Begin

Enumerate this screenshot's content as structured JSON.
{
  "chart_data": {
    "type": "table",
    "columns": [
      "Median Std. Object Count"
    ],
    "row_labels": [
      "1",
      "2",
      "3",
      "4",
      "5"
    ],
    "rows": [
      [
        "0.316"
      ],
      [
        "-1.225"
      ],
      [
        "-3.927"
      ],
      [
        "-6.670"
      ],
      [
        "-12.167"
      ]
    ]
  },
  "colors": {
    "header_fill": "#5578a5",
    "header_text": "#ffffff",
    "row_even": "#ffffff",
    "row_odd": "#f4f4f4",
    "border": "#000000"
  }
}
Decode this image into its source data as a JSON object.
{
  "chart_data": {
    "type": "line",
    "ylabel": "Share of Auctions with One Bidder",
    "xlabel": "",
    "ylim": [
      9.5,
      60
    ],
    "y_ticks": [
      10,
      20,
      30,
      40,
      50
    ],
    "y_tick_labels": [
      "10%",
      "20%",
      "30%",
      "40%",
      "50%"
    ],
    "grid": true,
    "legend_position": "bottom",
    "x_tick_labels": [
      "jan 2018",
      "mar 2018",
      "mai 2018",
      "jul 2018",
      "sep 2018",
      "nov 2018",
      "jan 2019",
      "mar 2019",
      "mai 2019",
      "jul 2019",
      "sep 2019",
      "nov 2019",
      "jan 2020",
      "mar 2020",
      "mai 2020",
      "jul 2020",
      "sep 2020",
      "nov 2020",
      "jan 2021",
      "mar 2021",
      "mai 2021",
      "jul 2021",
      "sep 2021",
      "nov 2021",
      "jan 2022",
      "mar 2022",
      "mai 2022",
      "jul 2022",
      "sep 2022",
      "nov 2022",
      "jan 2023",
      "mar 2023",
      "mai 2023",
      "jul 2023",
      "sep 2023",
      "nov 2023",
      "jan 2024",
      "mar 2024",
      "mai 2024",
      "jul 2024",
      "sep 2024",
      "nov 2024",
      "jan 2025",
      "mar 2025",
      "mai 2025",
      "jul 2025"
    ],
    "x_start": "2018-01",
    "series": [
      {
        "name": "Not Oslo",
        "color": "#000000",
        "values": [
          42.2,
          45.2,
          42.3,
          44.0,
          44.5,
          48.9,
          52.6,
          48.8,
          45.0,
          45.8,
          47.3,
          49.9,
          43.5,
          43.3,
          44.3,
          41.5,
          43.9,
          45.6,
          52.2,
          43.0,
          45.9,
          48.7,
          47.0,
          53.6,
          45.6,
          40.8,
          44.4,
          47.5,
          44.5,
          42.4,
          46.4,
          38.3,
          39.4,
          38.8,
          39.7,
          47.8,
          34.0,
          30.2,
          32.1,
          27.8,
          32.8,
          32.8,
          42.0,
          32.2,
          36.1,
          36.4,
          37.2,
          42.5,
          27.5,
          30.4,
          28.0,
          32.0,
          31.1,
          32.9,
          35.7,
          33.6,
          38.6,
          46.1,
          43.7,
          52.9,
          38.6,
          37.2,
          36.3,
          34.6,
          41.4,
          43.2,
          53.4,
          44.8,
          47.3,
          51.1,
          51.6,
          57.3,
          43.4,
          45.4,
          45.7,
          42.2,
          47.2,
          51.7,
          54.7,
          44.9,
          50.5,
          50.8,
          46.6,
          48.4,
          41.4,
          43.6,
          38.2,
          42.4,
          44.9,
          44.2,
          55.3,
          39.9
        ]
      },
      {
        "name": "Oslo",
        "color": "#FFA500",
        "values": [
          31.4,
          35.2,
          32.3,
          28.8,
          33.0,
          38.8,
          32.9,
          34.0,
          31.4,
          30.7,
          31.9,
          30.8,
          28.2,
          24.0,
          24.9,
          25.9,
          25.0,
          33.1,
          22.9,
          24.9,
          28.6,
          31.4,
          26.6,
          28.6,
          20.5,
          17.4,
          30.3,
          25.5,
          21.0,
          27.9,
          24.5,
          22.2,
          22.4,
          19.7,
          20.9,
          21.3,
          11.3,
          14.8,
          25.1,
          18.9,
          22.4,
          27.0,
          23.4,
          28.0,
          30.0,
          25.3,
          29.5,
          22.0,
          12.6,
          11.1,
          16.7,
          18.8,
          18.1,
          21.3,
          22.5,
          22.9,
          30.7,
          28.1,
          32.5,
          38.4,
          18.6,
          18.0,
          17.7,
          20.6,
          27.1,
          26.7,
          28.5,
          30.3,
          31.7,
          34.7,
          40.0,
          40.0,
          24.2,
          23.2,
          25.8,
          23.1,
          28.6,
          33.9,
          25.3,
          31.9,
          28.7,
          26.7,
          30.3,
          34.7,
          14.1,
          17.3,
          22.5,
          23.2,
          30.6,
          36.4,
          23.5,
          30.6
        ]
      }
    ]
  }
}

End

▶ [GIVEN PROBLEM]:
Write the material out exactly, with nothing left out.

▶ [WRITTEN RESPONSE]:
Enumerate this screenshot's content as structured JSON.
{
  "chart_data": {
    "type": "table",
    "columns": [
      "Median Std. Object Count"
    ],
    "row_labels": [
      "1",
      "2",
      "3",
      "4",
      "5"
    ],
    "rows": [
      [
        "0.316"
      ],
      [
        "-1.225"
      ],
      [
        "-3.927"
      ],
      [
        "-6.670"
      ],
      [
        "-12.167"
      ]
    ]
  },
  "colors": {
    "header_fill": "#5578a5",
    "header_text": "#ffffff",
    "row_even": "#ffffff",
    "row_odd": "#f4f4f4",
    "border": "#000000"
  }
}
Decode this image into its source data as a JSON object.
{
  "chart_data": {
    "type": "line",
    "ylabel": "Share of Auctions with One Bidder",
    "xlabel": "",
    "ylim": [
      9.5,
      60
    ],
    "y_ticks": [
      10,
      20,
      30,
      40,
      50
    ],
    "y_tick_labels": [
      "10%",
      "20%",
      "30%",
      "40%",
      "50%"
    ],
    "grid": true,
    "legend_position": "bottom",
    "x_tick_labels": [
      "jan 2018",
      "mar 2018",
      "mai 2018",
      "jul 2018",
      "sep 2018",
      "nov 2018",
      "jan 2019",
      "mar 2019",
      "mai 2019",
      "jul 2019",
      "sep 2019",
      "nov 2019",
      "jan 2020",
      "mar 2020",
      "mai 2020",
      "jul 2020",
      "sep 2020",
      "nov 2020",
      "jan 2021",
      "mar 2021",
      "mai 2021",
      "jul 2021",
      "sep 2021",
      "nov 2021",
      "jan 2022",
      "mar 2022",
      "mai 2022",
      "jul 2022",
      "sep 2022",
      "nov 2022",
      "jan 2023",
      "mar 2023",
      "mai 2023",
      "jul 2023",
      "sep 2023",
      "nov 2023",
      "jan 2024",
      "mar 2024",
      "mai 2024",
      "jul 2024",
      "sep 2024",
      "nov 2024",
      "jan 2025",
      "mar 2025",
      "mai 2025",
      "jul 2025"
    ],
    "x_start": "2018-01",
    "series": [
      {
        "name": "Not Oslo",
        "color": "#000000",
        "values": [
          42.2,
          45.2,
          42.3,
          44.0,
          44.5,
          48.9,
          52.6,
          48.8,
          45.0,
          45.8,
          47.3,
          49.9,
          43.5,
          43.3,
          44.3,
          41.5,
          43.9,
          45.6,
          52.2,
          43.0,
          45.9,
          48.7,
          47.0,
          53.6,
          45.6,
          40.8,
          44.4,
          47.5,
          44.5,
          42.4,
          46.4,
          38.3,
          39.4,
          38.8,
          39.7,
          47.8,
          34.0,
          30.2,
          32.1,
          27.8,
          32.8,
          32.8,
          42.0,
          32.2,
          36.1,
          36.4,
          37.2,
          42.5,
          27.5,
          30.4,
          28.0,
          32.0,
          31.1,
          32.9,
          35.7,
          33.6,
          38.6,
          46.1,
          43.7,
          52.9,
          38.6,
          37.2,
          36.3,
          34.6,
          41.4,
          43.2,
          53.4,
          44.8,
          47.3,
          51.1,
          51.6,
          57.3,
          43.4,
          45.4,
          45.7,
          42.2,
          47.2,
          51.7,
          54.7,
          44.9,
          50.5,
          50.8,
          46.6,
          48.4,
          41.4,
          43.6,
          38.2,
          42.4,
          44.9,
          44.2,
          55.3,
          39.9
        ]
      },
      {
        "name": "Oslo",
        "color": "#FFA500",
        "values": [
          31.4,
          35.2,
          32.3,
          28.8,
          33.0,
          38.8,
          32.9,
          34.0,
          31.4,
          30.7,
          31.9,
          30.8,
          28.2,
          24.0,
          24.9,
          25.9,
          25.0,
          33.1,
          22.9,
          24.9,
          28.6,
          31.4,
          26.6,
          28.6,
          20.5,
          17.4,
          30.3,
          25.5,
          21.0,
          27.9,
          24.5,
          22.2,
          22.4,
          19.7,
          20.9,
          21.3,
          11.3,
          14.8,
          25.1,
          18.9,
          22.4,
          27.0,
          23.4,
          28.0,
          30.0,
          25.3,
          29.5,
          22.0,
          12.6,
          11.1,
          16.7,
          18.8,
          18.1,
          21.3,
          22.5,
          22.9,
          30.7,
          28.1,
          32.5,
          38.4,
          18.6,
          18.0,
          17.7,
          20.6,
          27.1,
          26.7,
          28.5,
          30.3,
          31.7,
          34.7,
          40.0,
          40.0,
          24.2,
          23.2,
          25.8,
          23.1,
          28.6,
          33.9,
          25.3,
          31.9,
          28.7,
          26.7,
          30.3,
          34.7,
          14.1,
          17.3,
          22.5,
          23.2,
          30.6,
          36.4,
          23.5,
          30.6
        ]
      }
    ]
  }
}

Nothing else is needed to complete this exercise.